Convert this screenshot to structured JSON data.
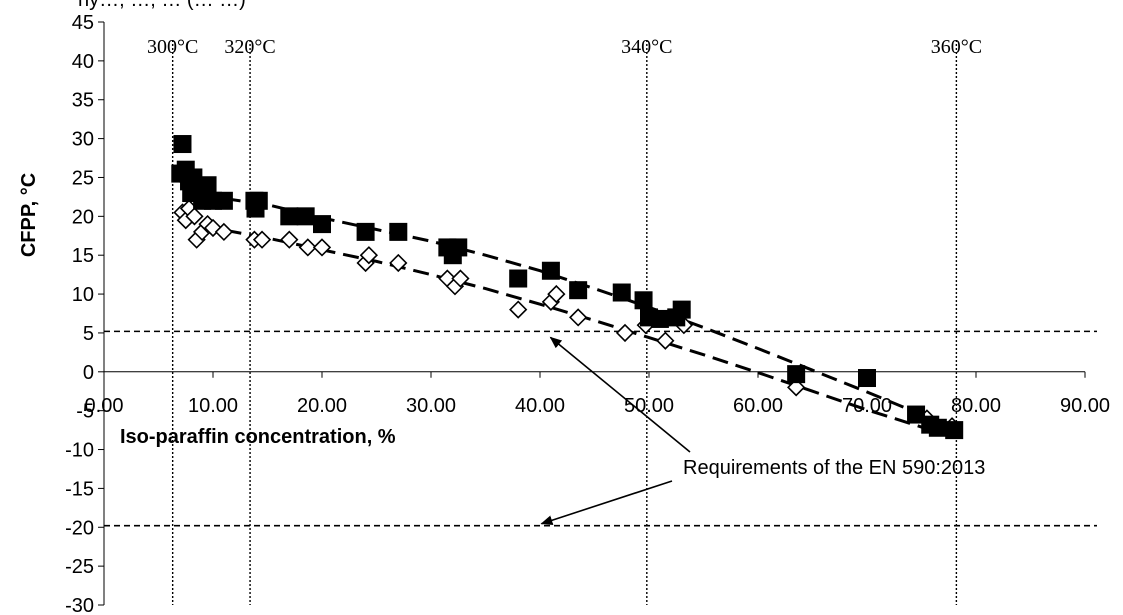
{
  "chart_data": {
    "type": "scatter",
    "title": "",
    "xlabel": "Iso-paraffin concentration, %",
    "ylabel": "CFPP, °C",
    "xlim": [
      0,
      90
    ],
    "ylim": [
      -30,
      45
    ],
    "x_tick_labels": [
      "0.00",
      "10.00",
      "20.00",
      "30.00",
      "40.00",
      "50.00",
      "60.00",
      "70.00",
      "80.00",
      "90.00"
    ],
    "y_tick_labels": [
      "-30",
      "-25",
      "-20",
      "-15",
      "-10",
      "-5",
      "0",
      "5",
      "10",
      "15",
      "20",
      "25",
      "30",
      "35",
      "40",
      "45"
    ],
    "grid": false,
    "series": [
      {
        "marker": "filled-square",
        "color": "#000000",
        "points": [
          [
            7.2,
            29.3
          ],
          [
            7.0,
            25.5
          ],
          [
            7.5,
            26.0
          ],
          [
            7.8,
            24.5
          ],
          [
            8.2,
            25.0
          ],
          [
            8.0,
            23.0
          ],
          [
            9.5,
            24.0
          ],
          [
            9.0,
            22.0
          ],
          [
            10.0,
            22.0
          ],
          [
            11.0,
            22.0
          ],
          [
            13.8,
            22.0
          ],
          [
            14.2,
            22.0
          ],
          [
            13.9,
            21.0
          ],
          [
            17.0,
            20.0
          ],
          [
            18.5,
            20.0
          ],
          [
            20.0,
            19.0
          ],
          [
            24.0,
            18.0
          ],
          [
            27.0,
            18.0
          ],
          [
            31.5,
            16.0
          ],
          [
            32.5,
            16.0
          ],
          [
            32.0,
            15.0
          ],
          [
            38.0,
            12.0
          ],
          [
            41.0,
            13.0
          ],
          [
            43.5,
            10.5
          ],
          [
            47.5,
            10.2
          ],
          [
            49.5,
            9.2
          ],
          [
            50.0,
            7.0
          ],
          [
            51.0,
            6.8
          ],
          [
            52.5,
            7.0
          ],
          [
            53.0,
            8.0
          ],
          [
            63.5,
            -0.3
          ],
          [
            70.0,
            -0.8
          ],
          [
            74.5,
            -5.5
          ],
          [
            75.8,
            -6.8
          ],
          [
            78.0,
            -7.5
          ],
          [
            76.5,
            -7.2
          ]
        ]
      },
      {
        "marker": "open-diamond",
        "color": "#000000",
        "points": [
          [
            7.2,
            20.5
          ],
          [
            7.5,
            19.5
          ],
          [
            7.8,
            21.0
          ],
          [
            8.3,
            20.0
          ],
          [
            8.5,
            17.0
          ],
          [
            9.0,
            18.0
          ],
          [
            9.5,
            19.0
          ],
          [
            10.0,
            18.5
          ],
          [
            11.0,
            18.0
          ],
          [
            13.8,
            17.0
          ],
          [
            14.5,
            17.0
          ],
          [
            17.0,
            17.0
          ],
          [
            18.7,
            16.0
          ],
          [
            20.0,
            16.0
          ],
          [
            24.0,
            14.0
          ],
          [
            24.3,
            15.0
          ],
          [
            27.0,
            14.0
          ],
          [
            31.5,
            12.0
          ],
          [
            32.2,
            11.0
          ],
          [
            32.7,
            12.0
          ],
          [
            38.0,
            8.0
          ],
          [
            41.0,
            9.0
          ],
          [
            41.5,
            10.0
          ],
          [
            43.5,
            7.0
          ],
          [
            47.8,
            5.0
          ],
          [
            49.7,
            6.0
          ],
          [
            51.5,
            4.0
          ],
          [
            53.2,
            6.0
          ],
          [
            63.5,
            -2.0
          ],
          [
            75.5,
            -6.0
          ],
          [
            77.8,
            -7.0
          ],
          [
            76.0,
            -7.0
          ]
        ]
      }
    ],
    "trendlines": [
      {
        "style": "dashed",
        "points": [
          [
            7,
            24.5
          ],
          [
            10,
            22.5
          ],
          [
            15,
            21.5
          ],
          [
            20,
            19.8
          ],
          [
            25,
            18.3
          ],
          [
            30,
            16.8
          ],
          [
            35,
            15.0
          ],
          [
            40,
            13.0
          ],
          [
            45,
            10.7
          ],
          [
            50,
            8.3
          ],
          [
            55,
            5.7
          ],
          [
            60,
            3.0
          ],
          [
            65,
            0.2
          ],
          [
            70,
            -2.6
          ],
          [
            75,
            -5.5
          ],
          [
            78,
            -7.2
          ]
        ]
      },
      {
        "style": "dashed",
        "points": [
          [
            7,
            20.2
          ],
          [
            10,
            18.5
          ],
          [
            15,
            17.2
          ],
          [
            20,
            15.7
          ],
          [
            25,
            14.2
          ],
          [
            30,
            12.5
          ],
          [
            35,
            10.7
          ],
          [
            40,
            8.7
          ],
          [
            45,
            6.6
          ],
          [
            50,
            4.4
          ],
          [
            55,
            2.2
          ],
          [
            60,
            -0.1
          ],
          [
            65,
            -2.5
          ],
          [
            70,
            -4.9
          ],
          [
            75,
            -7.1
          ],
          [
            78,
            -8.2
          ]
        ]
      }
    ],
    "reference_lines_y": [
      5.2,
      -19.8
    ],
    "vertical_markers": [
      {
        "x": 6.3,
        "label": "300°C"
      },
      {
        "x": 13.4,
        "label": "320°C"
      },
      {
        "x": 49.8,
        "label": "340°C"
      },
      {
        "x": 78.2,
        "label": "360°C"
      }
    ],
    "annotation": {
      "text": "Requirements of the EN 590:2013",
      "arrow_targets": [
        [
          40.5,
          5.2
        ],
        [
          40.5,
          -19.8
        ]
      ]
    },
    "header_fragment": "ny…, …, …    (…              …)"
  }
}
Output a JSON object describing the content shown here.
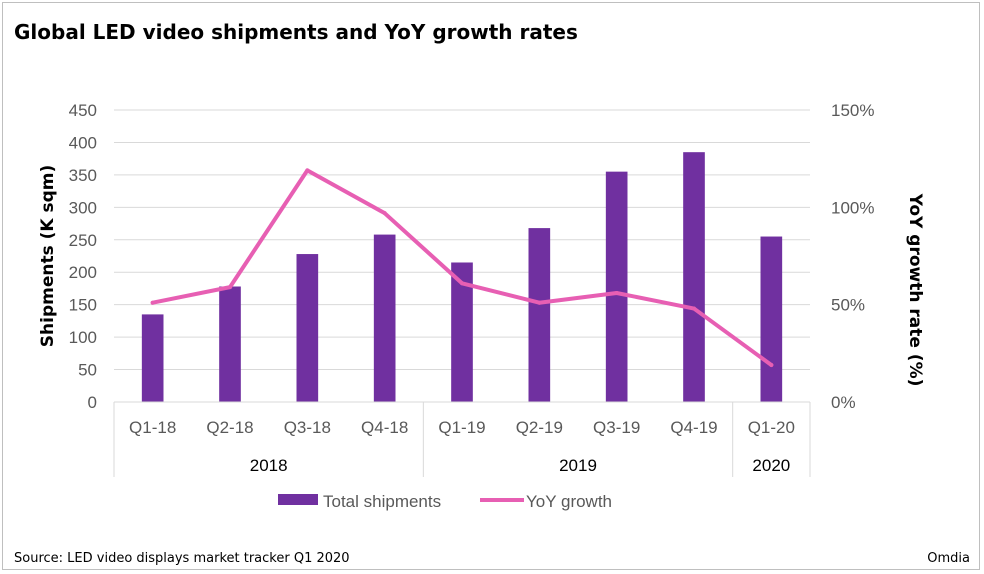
{
  "chart_data": {
    "type": "bar",
    "title": "Global LED video shipments and YoY growth rates",
    "categories": [
      "Q1-18",
      "Q2-18",
      "Q3-18",
      "Q4-18",
      "Q1-19",
      "Q2-19",
      "Q3-19",
      "Q4-19",
      "Q1-20"
    ],
    "groups": [
      {
        "label": "2018",
        "count": 4
      },
      {
        "label": "2019",
        "count": 4
      },
      {
        "label": "2020",
        "count": 1
      }
    ],
    "series": [
      {
        "name": "Total shipments",
        "type": "bar",
        "axis": "left",
        "color": "#7030a0",
        "values": [
          135,
          178,
          228,
          258,
          215,
          268,
          355,
          385,
          255
        ]
      },
      {
        "name": "YoY growth",
        "type": "line",
        "axis": "right",
        "color": "#e75fb3",
        "values": [
          51,
          59,
          119,
          97,
          61,
          51,
          56,
          48,
          19
        ]
      }
    ],
    "ylabel": "Shipments (K sqm)",
    "y2label": "YoY growth rate (%)",
    "ylim": [
      0,
      450
    ],
    "yticks": [
      "0",
      "50",
      "100",
      "150",
      "200",
      "250",
      "300",
      "350",
      "400",
      "450"
    ],
    "y2lim": [
      0,
      150
    ],
    "y2ticks": [
      "0%",
      "50%",
      "100%",
      "150%"
    ],
    "grid": true,
    "legend": "bottom"
  },
  "footer": {
    "source": "Source: LED video displays market tracker Q1 2020",
    "brand": "Omdia"
  }
}
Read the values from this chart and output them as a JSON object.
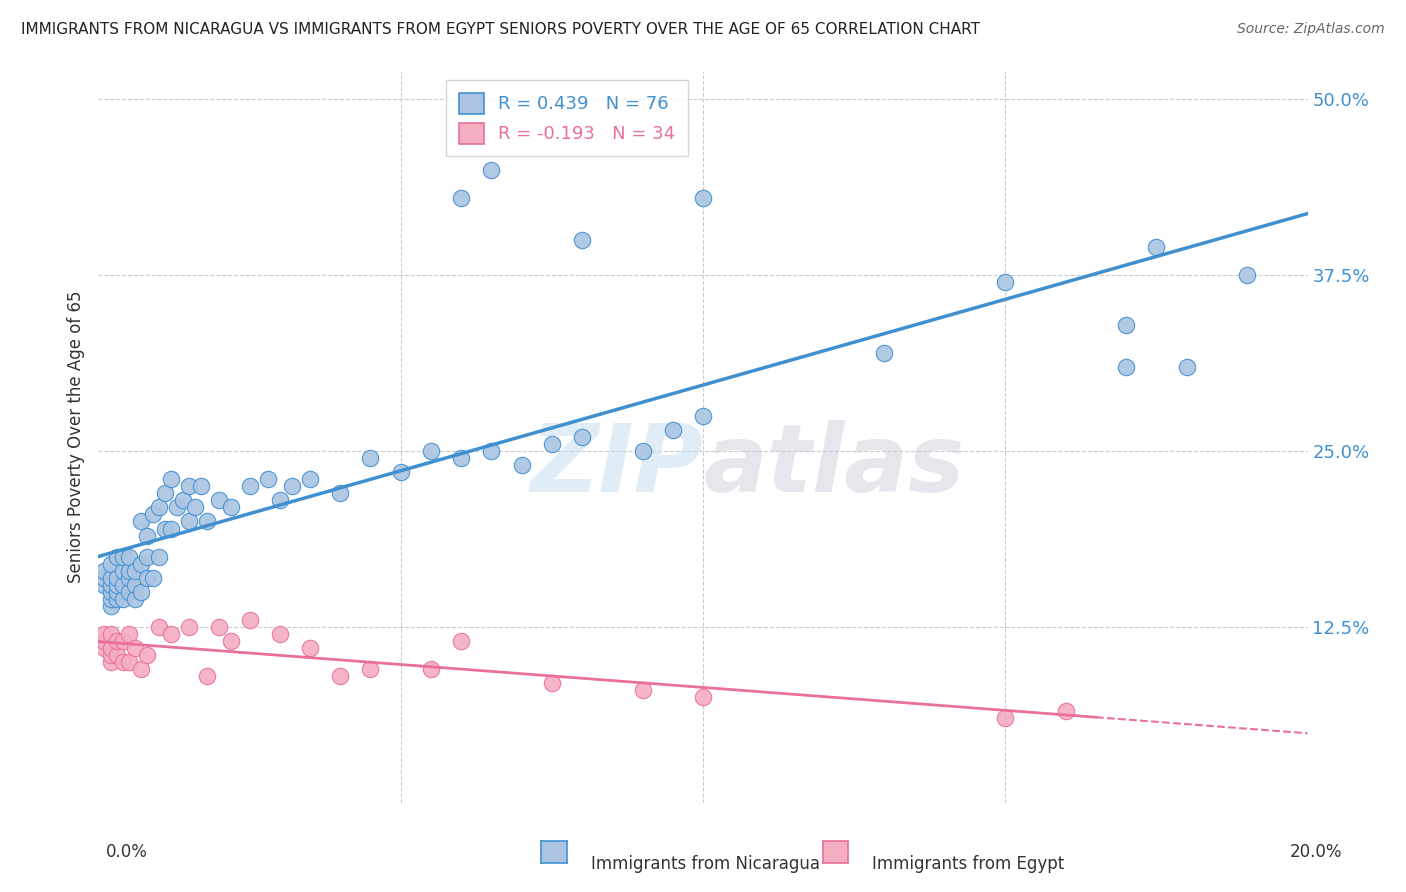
{
  "title": "IMMIGRANTS FROM NICARAGUA VS IMMIGRANTS FROM EGYPT SENIORS POVERTY OVER THE AGE OF 65 CORRELATION CHART",
  "source": "Source: ZipAtlas.com",
  "ylabel": "Seniors Poverty Over the Age of 65",
  "legend_nicaragua": "R = 0.439   N = 76",
  "legend_egypt": "R = -0.193   N = 34",
  "legend_label_nicaragua": "Immigrants from Nicaragua",
  "legend_label_egypt": "Immigrants from Egypt",
  "yticks": [
    0.125,
    0.25,
    0.375,
    0.5
  ],
  "ytick_labels": [
    "12.5%",
    "25.0%",
    "37.5%",
    "50.0%"
  ],
  "color_nicaragua": "#aac4e2",
  "color_egypt": "#f5adc0",
  "line_color_nicaragua": "#4090d0",
  "line_color_egypt": "#e8709a",
  "watermark_zip": "ZIP",
  "watermark_atlas": "atlas",
  "nicaragua_x": [
    0.001,
    0.001,
    0.001,
    0.002,
    0.002,
    0.002,
    0.002,
    0.002,
    0.002,
    0.003,
    0.003,
    0.003,
    0.003,
    0.003,
    0.004,
    0.004,
    0.004,
    0.004,
    0.005,
    0.005,
    0.005,
    0.005,
    0.006,
    0.006,
    0.006,
    0.007,
    0.007,
    0.007,
    0.008,
    0.008,
    0.008,
    0.009,
    0.009,
    0.01,
    0.01,
    0.011,
    0.011,
    0.012,
    0.012,
    0.013,
    0.014,
    0.015,
    0.015,
    0.016,
    0.017,
    0.018,
    0.02,
    0.022,
    0.025,
    0.028,
    0.03,
    0.032,
    0.035,
    0.04,
    0.045,
    0.05,
    0.055,
    0.06,
    0.065,
    0.07,
    0.075,
    0.08,
    0.09,
    0.095,
    0.1,
    0.06,
    0.065,
    0.08,
    0.1,
    0.13,
    0.15,
    0.17,
    0.17,
    0.175,
    0.18,
    0.19
  ],
  "nicaragua_y": [
    0.155,
    0.16,
    0.165,
    0.14,
    0.145,
    0.15,
    0.155,
    0.16,
    0.17,
    0.145,
    0.15,
    0.155,
    0.16,
    0.175,
    0.145,
    0.155,
    0.165,
    0.175,
    0.15,
    0.16,
    0.165,
    0.175,
    0.145,
    0.155,
    0.165,
    0.15,
    0.17,
    0.2,
    0.16,
    0.175,
    0.19,
    0.16,
    0.205,
    0.175,
    0.21,
    0.195,
    0.22,
    0.195,
    0.23,
    0.21,
    0.215,
    0.2,
    0.225,
    0.21,
    0.225,
    0.2,
    0.215,
    0.21,
    0.225,
    0.23,
    0.215,
    0.225,
    0.23,
    0.22,
    0.245,
    0.235,
    0.25,
    0.245,
    0.25,
    0.24,
    0.255,
    0.26,
    0.25,
    0.265,
    0.275,
    0.43,
    0.45,
    0.4,
    0.43,
    0.32,
    0.37,
    0.31,
    0.34,
    0.395,
    0.31,
    0.375
  ],
  "egypt_x": [
    0.001,
    0.001,
    0.001,
    0.002,
    0.002,
    0.002,
    0.002,
    0.003,
    0.003,
    0.004,
    0.004,
    0.005,
    0.005,
    0.006,
    0.007,
    0.008,
    0.01,
    0.012,
    0.015,
    0.018,
    0.02,
    0.022,
    0.025,
    0.03,
    0.035,
    0.04,
    0.045,
    0.055,
    0.06,
    0.075,
    0.09,
    0.1,
    0.15,
    0.16
  ],
  "egypt_y": [
    0.11,
    0.115,
    0.12,
    0.1,
    0.105,
    0.11,
    0.12,
    0.105,
    0.115,
    0.1,
    0.115,
    0.1,
    0.12,
    0.11,
    0.095,
    0.105,
    0.125,
    0.12,
    0.125,
    0.09,
    0.125,
    0.115,
    0.13,
    0.12,
    0.11,
    0.09,
    0.095,
    0.095,
    0.115,
    0.085,
    0.08,
    0.075,
    0.06,
    0.065
  ]
}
****************
**Requirement:** Within the entries above, report how many lines include "video", and keep the answer to the number.

**Solution:** 2